▸ TASK OBJECTIVE:
In the records below, find each line containing the word "tăng" and copy it.

(Items from a data source)
-- Start --
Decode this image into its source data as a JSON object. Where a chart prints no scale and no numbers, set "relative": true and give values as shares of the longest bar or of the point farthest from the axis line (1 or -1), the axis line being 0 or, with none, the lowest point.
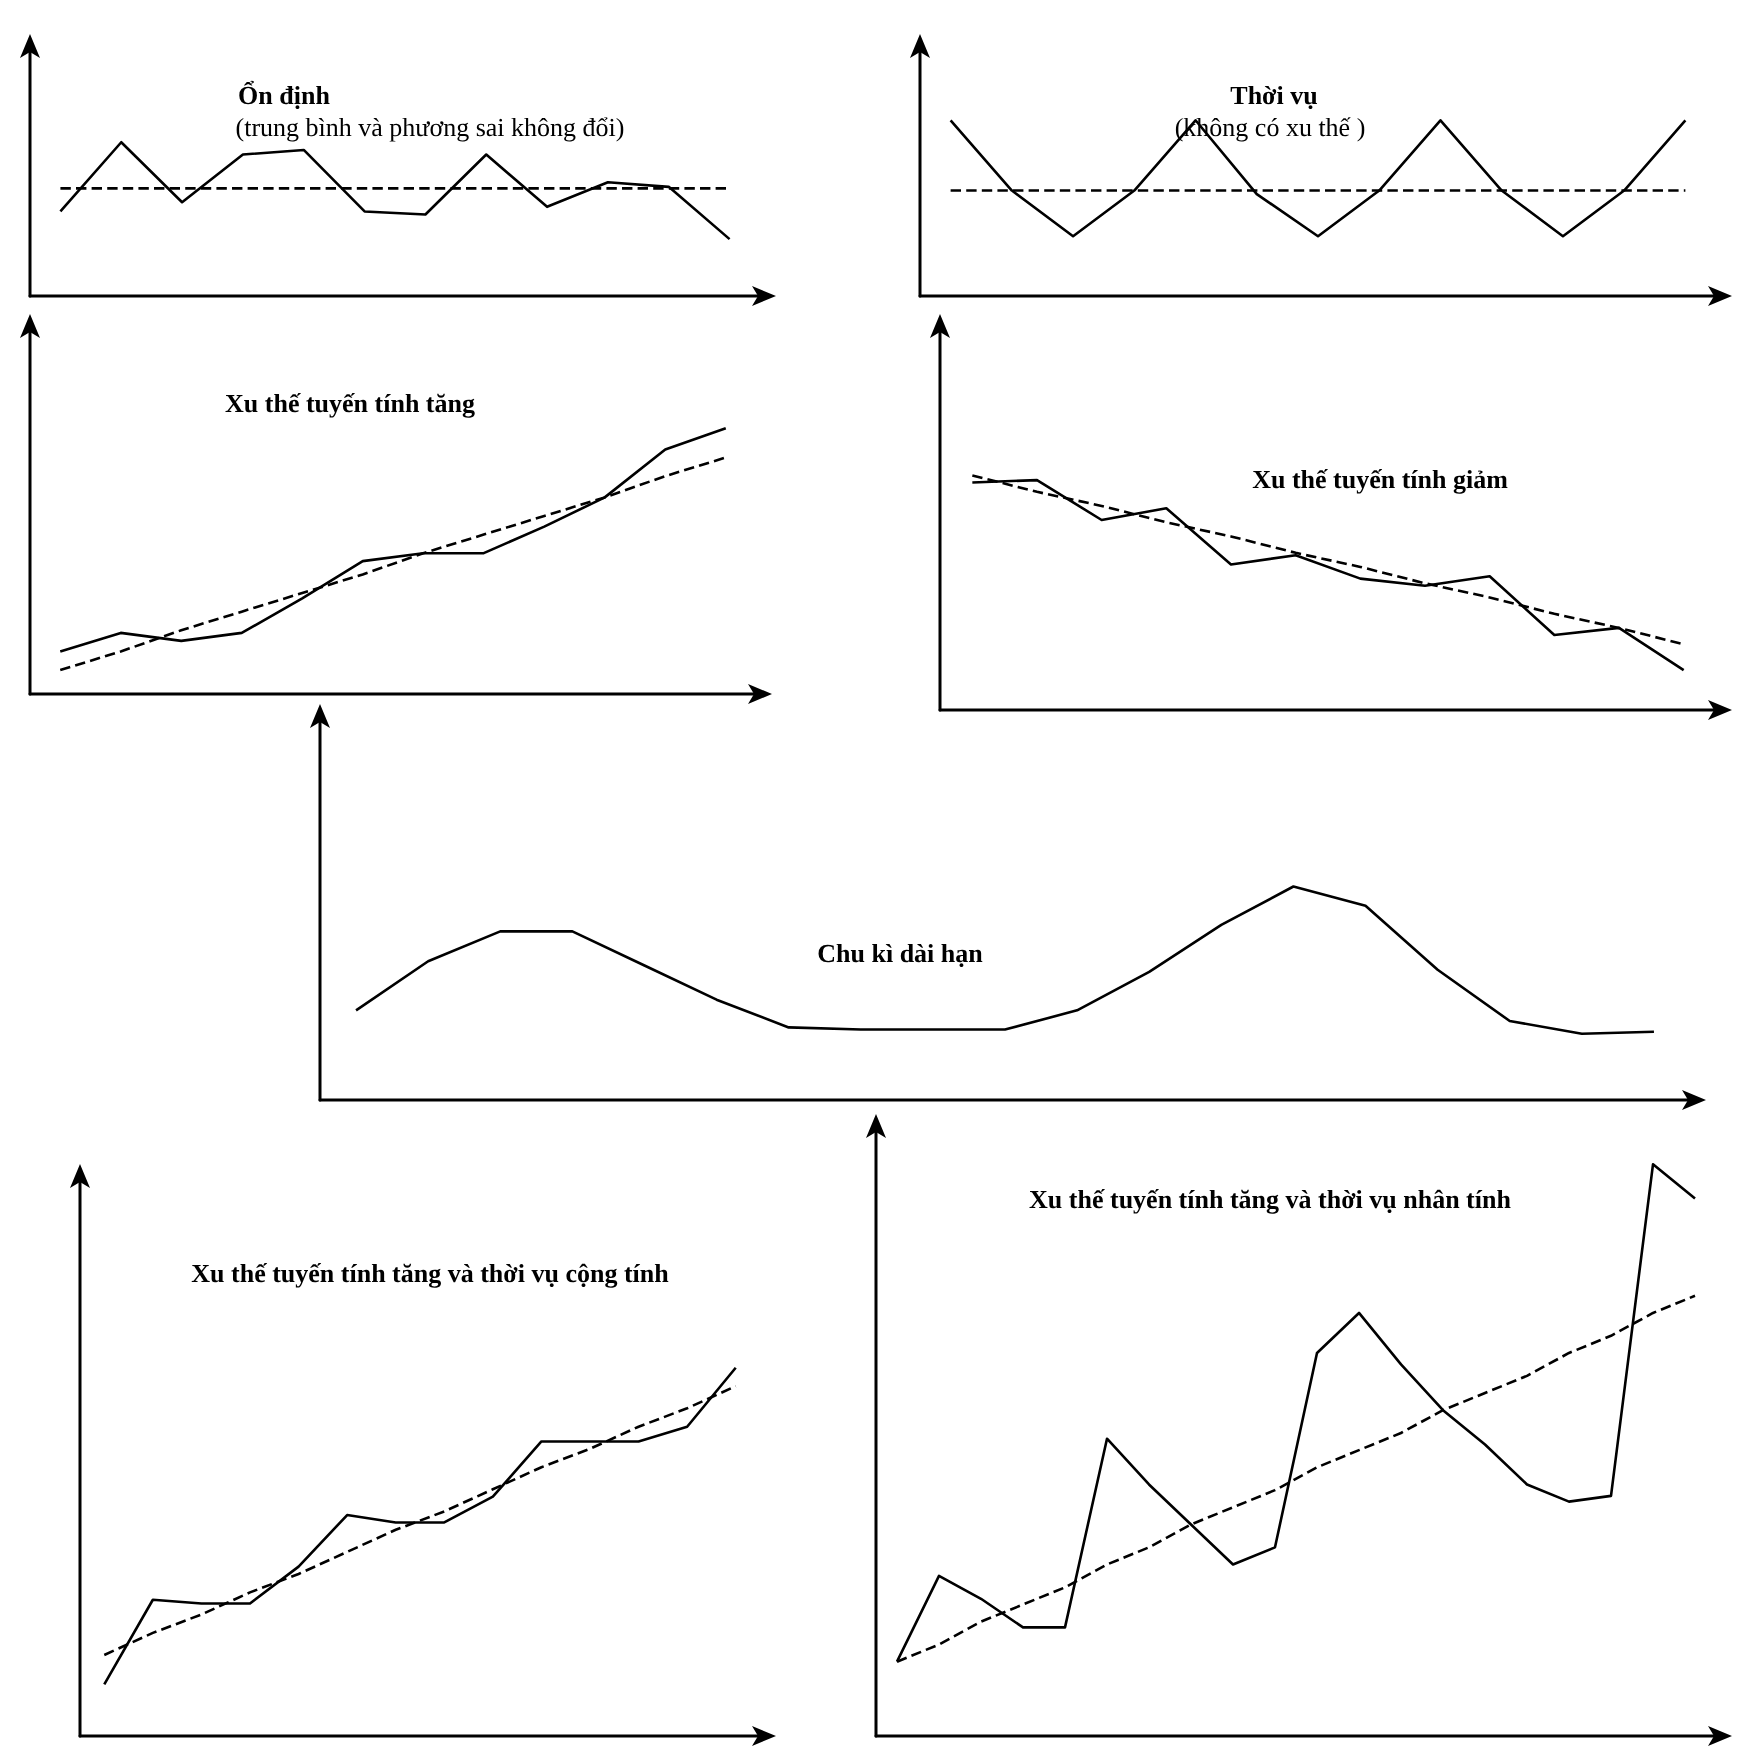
{
  "chart_data": [
    {
      "type": "line",
      "title": "Ổn định",
      "subtitle": "(trung bình và phương sai không đổi)",
      "relative": true,
      "marker": "none",
      "tick_labels": false,
      "categories": [
        null,
        null,
        null,
        null,
        null,
        null,
        null,
        null,
        null,
        null,
        null,
        null
      ],
      "series": [
        {
          "color": "#000000",
          "line_style": "solid",
          "values": [
            0.55,
            1,
            0.61,
            0.92,
            0.95,
            0.55,
            0.53,
            0.92,
            0.58,
            0.74,
            0.71,
            0.37
          ]
        },
        {
          "color": "#000000",
          "line_style": "dashed",
          "values": [
            0.7,
            0.7,
            0.7,
            0.7,
            0.7,
            0.7,
            0.7,
            0.7,
            0.7,
            0.7,
            0.7,
            0.7
          ]
        }
      ]
    },
    {
      "type": "line",
      "title": "Thời vụ",
      "subtitle": "(không có xu thế )",
      "relative": true,
      "marker": "none",
      "tick_labels": false,
      "categories": [
        null,
        null,
        null,
        null,
        null,
        null,
        null,
        null,
        null,
        null,
        null,
        null,
        null
      ],
      "series": [
        {
          "color": "#000000",
          "line_style": "solid",
          "values": [
            1,
            0.6,
            0.34,
            0.6,
            1,
            0.58,
            0.34,
            0.6,
            1,
            0.6,
            0.34,
            0.6,
            1
          ]
        },
        {
          "color": "#000000",
          "line_style": "dashed",
          "values": [
            0.6,
            0.6,
            0.6,
            0.6,
            0.6,
            0.6,
            0.6,
            0.6,
            0.6,
            0.6,
            0.6,
            0.6,
            0.6
          ]
        }
      ]
    },
    {
      "type": "line",
      "title": "Xu thế tuyến tính tăng",
      "relative": true,
      "marker": "none",
      "tick_labels": false,
      "categories": [
        null,
        null,
        null,
        null,
        null,
        null,
        null,
        null,
        null,
        null,
        null,
        null
      ],
      "series": [
        {
          "color": "#000000",
          "line_style": "solid",
          "values": [
            0.16,
            0.23,
            0.2,
            0.23,
            0.36,
            0.5,
            0.53,
            0.53,
            0.63,
            0.74,
            0.92,
            1
          ]
        },
        {
          "color": "#000000",
          "line_style": "dashed",
          "values": [
            0.09,
            0.16,
            0.24,
            0.31,
            0.38,
            0.45,
            0.53,
            0.6,
            0.67,
            0.74,
            0.82,
            0.89
          ]
        }
      ]
    },
    {
      "type": "line",
      "title": "Xu thế tuyến tính giảm",
      "relative": true,
      "marker": "none",
      "tick_labels": false,
      "categories": [
        null,
        null,
        null,
        null,
        null,
        null,
        null,
        null,
        null,
        null,
        null,
        null
      ],
      "series": [
        {
          "color": "#000000",
          "line_style": "solid",
          "values": [
            0.97,
            0.98,
            0.81,
            0.86,
            0.62,
            0.66,
            0.56,
            0.53,
            0.57,
            0.32,
            0.35,
            0.17
          ]
        },
        {
          "color": "#000000",
          "line_style": "dashed",
          "values": [
            1,
            0.93,
            0.87,
            0.8,
            0.74,
            0.67,
            0.61,
            0.54,
            0.48,
            0.41,
            0.35,
            0.28
          ]
        }
      ]
    },
    {
      "type": "line",
      "title": "Chu kì dài hạn",
      "relative": true,
      "marker": "none",
      "tick_labels": false,
      "categories": [
        null,
        null,
        null,
        null,
        null,
        null,
        null,
        null,
        null,
        null,
        null,
        null,
        null,
        null,
        null,
        null,
        null,
        null,
        null
      ],
      "series": [
        {
          "color": "#000000",
          "line_style": "solid",
          "values": [
            0.42,
            0.65,
            0.79,
            0.79,
            0.63,
            0.47,
            0.34,
            0.33,
            0.33,
            0.33,
            0.42,
            0.6,
            0.82,
            1,
            0.91,
            0.61,
            0.37,
            0.31,
            0.32
          ]
        }
      ]
    },
    {
      "type": "line",
      "title": "Xu thế tuyến tính tăng và thời vụ cộng tính",
      "relative": true,
      "marker": "none",
      "tick_labels": false,
      "categories": [
        null,
        null,
        null,
        null,
        null,
        null,
        null,
        null,
        null,
        null,
        null,
        null,
        null,
        null
      ],
      "series": [
        {
          "color": "#000000",
          "line_style": "solid",
          "values": [
            0.14,
            0.37,
            0.36,
            0.36,
            0.46,
            0.6,
            0.58,
            0.58,
            0.65,
            0.8,
            0.8,
            0.8,
            0.84,
            1
          ]
        },
        {
          "color": "#000000",
          "line_style": "dashed",
          "values": [
            0.22,
            0.28,
            0.33,
            0.39,
            0.44,
            0.5,
            0.56,
            0.61,
            0.67,
            0.73,
            0.78,
            0.84,
            0.89,
            0.95
          ]
        }
      ]
    },
    {
      "type": "line",
      "title": "Xu thế tuyến tính tăng và thời vụ nhân tính",
      "relative": true,
      "marker": "none",
      "tick_labels": false,
      "categories": [
        null,
        null,
        null,
        null,
        null,
        null,
        null,
        null,
        null,
        null,
        null,
        null,
        null,
        null,
        null,
        null,
        null,
        null,
        null,
        null
      ],
      "series": [
        {
          "color": "#000000",
          "line_style": "solid",
          "values": [
            0.13,
            0.28,
            0.24,
            0.19,
            0.19,
            0.52,
            0.44,
            0.37,
            0.3,
            0.33,
            0.67,
            0.74,
            0.65,
            0.57,
            0.51,
            0.44,
            0.41,
            0.42,
            1,
            0.94
          ]
        },
        {
          "color": "#000000",
          "line_style": "dashed",
          "values": [
            0.13,
            0.16,
            0.2,
            0.23,
            0.26,
            0.3,
            0.33,
            0.37,
            0.4,
            0.43,
            0.47,
            0.5,
            0.53,
            0.57,
            0.6,
            0.63,
            0.67,
            0.7,
            0.74,
            0.77
          ]
        }
      ]
    }
  ]
}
-- End --
▸ RESULT:
      "title": "Xu thế tuyến tính tăng",
      "title": "Xu thế tuyến tính tăng và thời vụ cộng tính",
      "title": "Xu thế tuyến tính tăng và thời vụ nhân tính",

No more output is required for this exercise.